In the listing below, how many lines contain the word "SUPERIOR"? Please respond with the number only.

○ ○ ○ ○

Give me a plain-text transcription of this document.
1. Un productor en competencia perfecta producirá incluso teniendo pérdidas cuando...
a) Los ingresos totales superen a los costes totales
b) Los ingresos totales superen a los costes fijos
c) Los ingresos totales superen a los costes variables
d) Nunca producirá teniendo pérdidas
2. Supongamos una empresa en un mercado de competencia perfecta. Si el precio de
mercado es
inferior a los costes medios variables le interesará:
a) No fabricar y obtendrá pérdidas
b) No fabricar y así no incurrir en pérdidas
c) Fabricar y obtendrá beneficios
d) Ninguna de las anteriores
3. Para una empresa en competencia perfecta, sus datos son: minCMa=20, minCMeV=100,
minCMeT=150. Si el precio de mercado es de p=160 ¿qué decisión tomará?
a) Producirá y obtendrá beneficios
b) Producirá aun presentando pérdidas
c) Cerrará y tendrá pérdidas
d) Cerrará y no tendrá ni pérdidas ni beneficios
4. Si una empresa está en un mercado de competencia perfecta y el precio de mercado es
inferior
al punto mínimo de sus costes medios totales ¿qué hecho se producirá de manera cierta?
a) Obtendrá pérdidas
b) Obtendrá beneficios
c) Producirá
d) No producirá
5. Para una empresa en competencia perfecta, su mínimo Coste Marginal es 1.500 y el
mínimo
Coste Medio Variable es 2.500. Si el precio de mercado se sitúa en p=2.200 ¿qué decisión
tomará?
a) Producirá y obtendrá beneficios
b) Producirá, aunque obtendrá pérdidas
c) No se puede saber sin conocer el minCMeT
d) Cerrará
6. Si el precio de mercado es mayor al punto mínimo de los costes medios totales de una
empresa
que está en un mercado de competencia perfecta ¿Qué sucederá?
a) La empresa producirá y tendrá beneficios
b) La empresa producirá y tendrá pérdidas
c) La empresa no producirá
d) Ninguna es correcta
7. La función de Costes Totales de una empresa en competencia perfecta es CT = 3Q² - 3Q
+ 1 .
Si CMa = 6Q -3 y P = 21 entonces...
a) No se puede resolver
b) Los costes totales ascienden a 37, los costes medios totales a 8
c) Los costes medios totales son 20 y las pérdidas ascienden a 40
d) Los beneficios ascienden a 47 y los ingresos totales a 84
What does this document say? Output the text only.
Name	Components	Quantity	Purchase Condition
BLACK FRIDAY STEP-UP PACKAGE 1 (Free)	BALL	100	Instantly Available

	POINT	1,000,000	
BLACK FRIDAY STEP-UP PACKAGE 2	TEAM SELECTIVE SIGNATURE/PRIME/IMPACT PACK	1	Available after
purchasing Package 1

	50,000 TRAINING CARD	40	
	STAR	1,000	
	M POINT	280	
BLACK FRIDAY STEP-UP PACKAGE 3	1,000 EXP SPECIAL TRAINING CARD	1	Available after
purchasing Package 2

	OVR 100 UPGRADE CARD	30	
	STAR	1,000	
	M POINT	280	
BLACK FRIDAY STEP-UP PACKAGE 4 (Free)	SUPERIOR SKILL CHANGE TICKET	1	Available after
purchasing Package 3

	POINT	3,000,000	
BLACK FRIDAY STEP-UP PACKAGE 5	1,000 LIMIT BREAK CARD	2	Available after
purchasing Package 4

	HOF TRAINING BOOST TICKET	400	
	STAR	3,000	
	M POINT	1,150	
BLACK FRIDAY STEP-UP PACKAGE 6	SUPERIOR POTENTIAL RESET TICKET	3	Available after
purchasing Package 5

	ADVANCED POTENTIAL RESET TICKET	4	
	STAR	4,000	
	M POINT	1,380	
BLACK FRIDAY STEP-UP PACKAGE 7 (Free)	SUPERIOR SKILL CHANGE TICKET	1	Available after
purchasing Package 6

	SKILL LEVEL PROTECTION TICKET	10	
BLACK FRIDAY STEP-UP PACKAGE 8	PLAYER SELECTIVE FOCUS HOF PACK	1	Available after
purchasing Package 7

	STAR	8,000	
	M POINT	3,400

○ ○ ○ ○

Exercise response |
3